Look through the records below, and copy out every line that holds the string "first".
Begin Entries
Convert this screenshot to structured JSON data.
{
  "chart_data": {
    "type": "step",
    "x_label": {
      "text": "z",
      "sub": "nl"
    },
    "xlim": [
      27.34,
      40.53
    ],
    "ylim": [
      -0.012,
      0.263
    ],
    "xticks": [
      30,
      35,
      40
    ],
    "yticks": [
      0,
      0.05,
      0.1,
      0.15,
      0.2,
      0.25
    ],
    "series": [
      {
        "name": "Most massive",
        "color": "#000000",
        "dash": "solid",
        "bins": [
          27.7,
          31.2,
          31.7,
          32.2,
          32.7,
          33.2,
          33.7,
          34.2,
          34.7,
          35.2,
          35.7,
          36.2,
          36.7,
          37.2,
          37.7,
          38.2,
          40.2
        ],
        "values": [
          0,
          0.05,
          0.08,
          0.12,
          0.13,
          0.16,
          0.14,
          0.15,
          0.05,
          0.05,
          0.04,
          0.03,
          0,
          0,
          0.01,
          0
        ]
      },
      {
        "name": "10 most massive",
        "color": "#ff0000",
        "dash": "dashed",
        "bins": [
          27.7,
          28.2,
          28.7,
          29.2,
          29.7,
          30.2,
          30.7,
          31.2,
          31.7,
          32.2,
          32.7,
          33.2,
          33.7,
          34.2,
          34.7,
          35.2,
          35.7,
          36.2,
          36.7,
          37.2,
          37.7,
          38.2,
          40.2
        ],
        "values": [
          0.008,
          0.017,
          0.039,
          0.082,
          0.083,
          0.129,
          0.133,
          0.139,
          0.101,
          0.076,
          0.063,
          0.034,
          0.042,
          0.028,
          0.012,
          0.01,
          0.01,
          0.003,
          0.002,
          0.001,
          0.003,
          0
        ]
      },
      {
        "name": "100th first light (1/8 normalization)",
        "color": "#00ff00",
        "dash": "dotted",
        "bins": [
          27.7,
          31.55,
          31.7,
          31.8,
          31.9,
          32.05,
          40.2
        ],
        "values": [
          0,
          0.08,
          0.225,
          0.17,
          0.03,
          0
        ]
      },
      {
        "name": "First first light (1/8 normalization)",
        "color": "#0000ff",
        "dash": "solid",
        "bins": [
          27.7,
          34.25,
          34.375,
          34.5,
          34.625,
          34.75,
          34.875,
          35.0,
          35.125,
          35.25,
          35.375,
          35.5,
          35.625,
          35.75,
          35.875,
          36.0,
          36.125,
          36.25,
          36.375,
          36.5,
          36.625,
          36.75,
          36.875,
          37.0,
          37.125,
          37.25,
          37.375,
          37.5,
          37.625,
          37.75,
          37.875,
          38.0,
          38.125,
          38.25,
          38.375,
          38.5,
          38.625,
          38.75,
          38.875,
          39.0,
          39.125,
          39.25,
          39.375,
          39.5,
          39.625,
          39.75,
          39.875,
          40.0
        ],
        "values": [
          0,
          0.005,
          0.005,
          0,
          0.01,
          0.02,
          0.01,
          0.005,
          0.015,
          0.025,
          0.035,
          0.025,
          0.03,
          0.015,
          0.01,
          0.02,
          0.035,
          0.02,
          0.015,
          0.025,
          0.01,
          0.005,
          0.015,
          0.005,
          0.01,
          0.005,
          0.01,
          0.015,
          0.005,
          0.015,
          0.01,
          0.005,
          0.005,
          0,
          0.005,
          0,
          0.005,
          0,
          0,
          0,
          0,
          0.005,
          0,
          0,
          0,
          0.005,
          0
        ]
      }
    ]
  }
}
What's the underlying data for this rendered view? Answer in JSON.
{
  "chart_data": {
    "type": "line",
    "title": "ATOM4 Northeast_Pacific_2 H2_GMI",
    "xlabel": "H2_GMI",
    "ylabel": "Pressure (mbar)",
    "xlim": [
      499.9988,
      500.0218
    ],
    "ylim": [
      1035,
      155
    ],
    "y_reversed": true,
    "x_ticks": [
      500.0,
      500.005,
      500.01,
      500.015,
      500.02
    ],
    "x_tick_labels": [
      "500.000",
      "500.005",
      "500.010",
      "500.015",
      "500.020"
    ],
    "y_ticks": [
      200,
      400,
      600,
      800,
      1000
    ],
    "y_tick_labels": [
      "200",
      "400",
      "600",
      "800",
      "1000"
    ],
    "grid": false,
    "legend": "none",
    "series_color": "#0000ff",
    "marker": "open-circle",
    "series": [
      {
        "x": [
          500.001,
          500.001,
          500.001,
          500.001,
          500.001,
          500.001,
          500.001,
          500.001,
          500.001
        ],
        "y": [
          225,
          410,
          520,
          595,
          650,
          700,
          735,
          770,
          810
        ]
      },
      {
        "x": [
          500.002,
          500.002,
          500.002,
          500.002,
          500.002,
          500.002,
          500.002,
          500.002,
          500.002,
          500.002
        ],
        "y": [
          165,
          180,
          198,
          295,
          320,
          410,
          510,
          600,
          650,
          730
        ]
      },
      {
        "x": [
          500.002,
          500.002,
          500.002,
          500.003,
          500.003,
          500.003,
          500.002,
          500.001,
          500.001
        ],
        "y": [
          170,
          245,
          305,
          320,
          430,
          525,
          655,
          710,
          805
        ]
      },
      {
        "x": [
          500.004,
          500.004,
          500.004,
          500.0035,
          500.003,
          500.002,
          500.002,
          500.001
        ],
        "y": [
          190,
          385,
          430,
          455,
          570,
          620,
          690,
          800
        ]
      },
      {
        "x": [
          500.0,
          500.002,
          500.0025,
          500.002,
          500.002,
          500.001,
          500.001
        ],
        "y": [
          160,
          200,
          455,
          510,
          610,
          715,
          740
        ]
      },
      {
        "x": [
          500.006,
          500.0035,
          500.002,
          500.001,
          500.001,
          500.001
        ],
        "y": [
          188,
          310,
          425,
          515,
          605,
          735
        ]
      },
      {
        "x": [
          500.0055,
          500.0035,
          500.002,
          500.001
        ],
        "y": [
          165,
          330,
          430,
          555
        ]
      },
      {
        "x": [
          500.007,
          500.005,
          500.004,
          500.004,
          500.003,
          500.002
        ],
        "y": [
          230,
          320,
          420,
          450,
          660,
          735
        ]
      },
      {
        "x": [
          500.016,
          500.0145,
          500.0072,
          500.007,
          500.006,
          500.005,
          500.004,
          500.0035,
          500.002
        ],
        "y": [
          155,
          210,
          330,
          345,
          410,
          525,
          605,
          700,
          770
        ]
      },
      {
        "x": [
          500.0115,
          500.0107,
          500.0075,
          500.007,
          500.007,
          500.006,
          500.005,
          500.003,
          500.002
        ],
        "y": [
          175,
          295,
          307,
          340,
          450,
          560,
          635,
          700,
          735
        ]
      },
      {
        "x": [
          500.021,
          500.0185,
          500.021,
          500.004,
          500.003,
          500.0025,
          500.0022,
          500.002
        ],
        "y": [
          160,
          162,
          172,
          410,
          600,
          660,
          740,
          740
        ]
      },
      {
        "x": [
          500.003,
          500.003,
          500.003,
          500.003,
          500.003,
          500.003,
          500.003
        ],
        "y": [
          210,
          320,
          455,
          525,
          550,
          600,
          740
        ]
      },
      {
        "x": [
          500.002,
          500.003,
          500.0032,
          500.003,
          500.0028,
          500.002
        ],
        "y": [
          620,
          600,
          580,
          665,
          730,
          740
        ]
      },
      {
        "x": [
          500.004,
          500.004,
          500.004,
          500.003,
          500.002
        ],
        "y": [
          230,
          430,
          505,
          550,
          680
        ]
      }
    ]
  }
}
End Entries
Exercise answer.
        "name": "100th first light (1/8 normalization)",
        "name": "First first light (1/8 normalization)",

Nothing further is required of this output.